Reproduce exactly the lines beginning with the line that contains "Decode this image" and ending at the final line of the material below.
##### Provided information #####
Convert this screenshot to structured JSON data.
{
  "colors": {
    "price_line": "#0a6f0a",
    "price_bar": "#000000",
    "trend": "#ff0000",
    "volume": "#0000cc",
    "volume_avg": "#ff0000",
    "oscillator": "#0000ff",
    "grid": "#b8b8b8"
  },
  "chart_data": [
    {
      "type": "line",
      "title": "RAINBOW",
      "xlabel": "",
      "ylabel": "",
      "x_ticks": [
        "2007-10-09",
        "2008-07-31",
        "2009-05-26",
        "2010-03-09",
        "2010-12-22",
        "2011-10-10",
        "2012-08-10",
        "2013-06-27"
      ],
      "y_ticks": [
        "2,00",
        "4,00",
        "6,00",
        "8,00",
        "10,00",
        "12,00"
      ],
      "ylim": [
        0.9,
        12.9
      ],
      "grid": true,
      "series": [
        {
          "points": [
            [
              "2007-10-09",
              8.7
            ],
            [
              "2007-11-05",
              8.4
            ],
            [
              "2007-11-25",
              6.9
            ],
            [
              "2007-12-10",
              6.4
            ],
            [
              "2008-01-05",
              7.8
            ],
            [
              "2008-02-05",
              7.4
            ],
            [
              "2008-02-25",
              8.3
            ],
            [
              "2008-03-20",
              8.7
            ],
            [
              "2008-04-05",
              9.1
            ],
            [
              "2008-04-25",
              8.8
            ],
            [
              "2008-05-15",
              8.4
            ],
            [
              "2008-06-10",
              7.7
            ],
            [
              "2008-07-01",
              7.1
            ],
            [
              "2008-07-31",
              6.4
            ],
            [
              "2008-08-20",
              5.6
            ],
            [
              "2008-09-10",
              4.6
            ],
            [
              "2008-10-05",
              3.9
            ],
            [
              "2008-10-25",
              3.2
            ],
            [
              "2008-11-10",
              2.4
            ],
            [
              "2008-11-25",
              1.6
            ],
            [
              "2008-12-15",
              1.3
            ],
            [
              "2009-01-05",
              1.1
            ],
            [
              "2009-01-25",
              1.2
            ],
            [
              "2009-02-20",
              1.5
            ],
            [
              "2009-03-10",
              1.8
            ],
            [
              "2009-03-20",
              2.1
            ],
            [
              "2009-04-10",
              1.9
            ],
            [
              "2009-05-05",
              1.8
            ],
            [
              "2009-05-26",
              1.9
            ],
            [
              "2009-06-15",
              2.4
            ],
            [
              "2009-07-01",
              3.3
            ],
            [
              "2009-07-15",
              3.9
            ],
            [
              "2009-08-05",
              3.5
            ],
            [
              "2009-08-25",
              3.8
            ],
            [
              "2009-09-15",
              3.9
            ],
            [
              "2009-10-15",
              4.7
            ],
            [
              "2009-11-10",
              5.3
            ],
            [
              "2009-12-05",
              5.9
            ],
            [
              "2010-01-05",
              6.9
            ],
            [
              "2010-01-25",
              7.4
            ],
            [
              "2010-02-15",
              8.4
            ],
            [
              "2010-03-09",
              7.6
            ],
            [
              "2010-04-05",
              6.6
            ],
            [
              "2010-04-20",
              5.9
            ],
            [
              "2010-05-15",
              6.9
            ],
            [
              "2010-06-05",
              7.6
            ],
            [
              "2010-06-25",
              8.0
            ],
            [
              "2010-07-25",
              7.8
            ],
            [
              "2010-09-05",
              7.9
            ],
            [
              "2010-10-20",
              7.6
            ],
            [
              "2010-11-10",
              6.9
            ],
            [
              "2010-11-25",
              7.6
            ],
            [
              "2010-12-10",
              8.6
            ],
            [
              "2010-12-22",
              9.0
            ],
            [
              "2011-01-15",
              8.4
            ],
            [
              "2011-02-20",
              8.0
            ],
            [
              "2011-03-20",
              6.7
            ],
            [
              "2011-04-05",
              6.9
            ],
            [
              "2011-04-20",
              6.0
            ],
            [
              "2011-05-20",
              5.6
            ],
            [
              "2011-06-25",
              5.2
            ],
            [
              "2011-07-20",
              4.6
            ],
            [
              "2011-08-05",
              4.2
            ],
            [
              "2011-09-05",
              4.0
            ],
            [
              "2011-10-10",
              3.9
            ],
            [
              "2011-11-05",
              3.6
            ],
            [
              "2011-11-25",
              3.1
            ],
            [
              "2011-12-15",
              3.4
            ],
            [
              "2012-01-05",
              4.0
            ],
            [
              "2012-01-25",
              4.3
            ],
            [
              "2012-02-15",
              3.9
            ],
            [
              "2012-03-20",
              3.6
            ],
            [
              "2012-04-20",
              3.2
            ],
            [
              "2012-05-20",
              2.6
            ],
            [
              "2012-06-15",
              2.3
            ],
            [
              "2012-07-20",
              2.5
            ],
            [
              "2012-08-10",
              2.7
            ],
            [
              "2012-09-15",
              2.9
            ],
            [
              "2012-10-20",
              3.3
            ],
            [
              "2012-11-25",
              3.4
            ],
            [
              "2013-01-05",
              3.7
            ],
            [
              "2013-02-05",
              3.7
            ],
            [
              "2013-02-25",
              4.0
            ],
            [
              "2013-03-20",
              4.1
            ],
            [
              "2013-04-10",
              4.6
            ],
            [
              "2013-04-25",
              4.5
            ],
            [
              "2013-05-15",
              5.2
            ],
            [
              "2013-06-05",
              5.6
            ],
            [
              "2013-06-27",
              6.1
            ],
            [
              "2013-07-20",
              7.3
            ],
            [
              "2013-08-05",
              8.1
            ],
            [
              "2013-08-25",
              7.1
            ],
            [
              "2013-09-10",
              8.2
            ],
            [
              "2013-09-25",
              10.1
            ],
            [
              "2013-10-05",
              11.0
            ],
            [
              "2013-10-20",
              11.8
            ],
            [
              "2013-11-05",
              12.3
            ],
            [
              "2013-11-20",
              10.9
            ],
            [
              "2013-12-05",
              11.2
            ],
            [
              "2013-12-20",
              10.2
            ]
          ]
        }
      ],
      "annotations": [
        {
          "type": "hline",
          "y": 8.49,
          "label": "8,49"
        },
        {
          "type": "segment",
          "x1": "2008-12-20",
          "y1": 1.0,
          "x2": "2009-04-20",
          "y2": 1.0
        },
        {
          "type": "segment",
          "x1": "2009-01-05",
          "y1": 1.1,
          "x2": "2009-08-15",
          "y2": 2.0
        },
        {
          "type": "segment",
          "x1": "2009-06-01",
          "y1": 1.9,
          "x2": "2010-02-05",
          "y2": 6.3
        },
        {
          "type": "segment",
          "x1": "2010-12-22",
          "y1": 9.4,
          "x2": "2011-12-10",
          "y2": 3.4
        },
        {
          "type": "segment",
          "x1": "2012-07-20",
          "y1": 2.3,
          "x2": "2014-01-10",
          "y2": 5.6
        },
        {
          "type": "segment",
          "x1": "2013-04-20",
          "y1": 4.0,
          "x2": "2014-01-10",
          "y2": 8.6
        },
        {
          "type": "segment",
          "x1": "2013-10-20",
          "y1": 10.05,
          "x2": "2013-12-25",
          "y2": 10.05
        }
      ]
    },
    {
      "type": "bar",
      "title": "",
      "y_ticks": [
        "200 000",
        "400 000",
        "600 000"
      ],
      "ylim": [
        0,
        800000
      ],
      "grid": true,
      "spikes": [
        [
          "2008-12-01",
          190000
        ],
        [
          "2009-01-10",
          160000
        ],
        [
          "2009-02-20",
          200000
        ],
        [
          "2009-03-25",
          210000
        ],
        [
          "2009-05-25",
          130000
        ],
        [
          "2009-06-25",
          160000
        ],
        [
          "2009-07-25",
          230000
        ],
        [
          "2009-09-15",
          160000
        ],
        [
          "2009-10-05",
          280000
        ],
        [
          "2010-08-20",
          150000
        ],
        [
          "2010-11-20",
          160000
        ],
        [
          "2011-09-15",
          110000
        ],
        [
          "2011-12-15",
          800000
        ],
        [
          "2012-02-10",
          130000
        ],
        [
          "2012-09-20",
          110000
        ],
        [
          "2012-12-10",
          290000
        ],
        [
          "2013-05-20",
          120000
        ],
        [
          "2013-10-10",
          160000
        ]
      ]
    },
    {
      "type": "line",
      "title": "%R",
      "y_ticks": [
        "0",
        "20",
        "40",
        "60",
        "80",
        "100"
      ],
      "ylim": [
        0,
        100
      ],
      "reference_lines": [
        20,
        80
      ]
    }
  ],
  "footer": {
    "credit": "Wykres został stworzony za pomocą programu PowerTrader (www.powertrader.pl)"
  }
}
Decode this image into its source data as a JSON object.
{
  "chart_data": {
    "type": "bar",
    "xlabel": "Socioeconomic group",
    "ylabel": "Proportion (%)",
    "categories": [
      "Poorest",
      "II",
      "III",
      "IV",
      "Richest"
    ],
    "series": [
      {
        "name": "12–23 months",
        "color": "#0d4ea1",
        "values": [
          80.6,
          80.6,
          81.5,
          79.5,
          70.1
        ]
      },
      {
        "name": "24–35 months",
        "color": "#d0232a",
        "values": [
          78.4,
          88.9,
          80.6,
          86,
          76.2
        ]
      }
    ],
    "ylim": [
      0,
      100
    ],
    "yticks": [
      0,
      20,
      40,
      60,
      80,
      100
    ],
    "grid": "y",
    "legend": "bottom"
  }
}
#####
- _The result_:
Decode this image into its source data as a JSON object.
{
  "chart_data": {
    "type": "bar",
    "xlabel": "Socioeconomic group",
    "ylabel": "Proportion (%)",
    "categories": [
      "Poorest",
      "II",
      "III",
      "IV",
      "Richest"
    ],
    "series": [
      {
        "name": "12–23 months",
        "color": "#0d4ea1",
        "values": [
          80.6,
          80.6,
          81.5,
          79.5,
          70.1
        ]
      },
      {
        "name": "24–35 months",
        "color": "#d0232a",
        "values": [
          78.4,
          88.9,
          80.6,
          86,
          76.2
        ]
      }
    ],
    "ylim": [
      0,
      100
    ],
    "yticks": [
      0,
      20,
      40,
      60,
      80,
      100
    ],
    "grid": "y",
    "legend": "bottom"
  }
}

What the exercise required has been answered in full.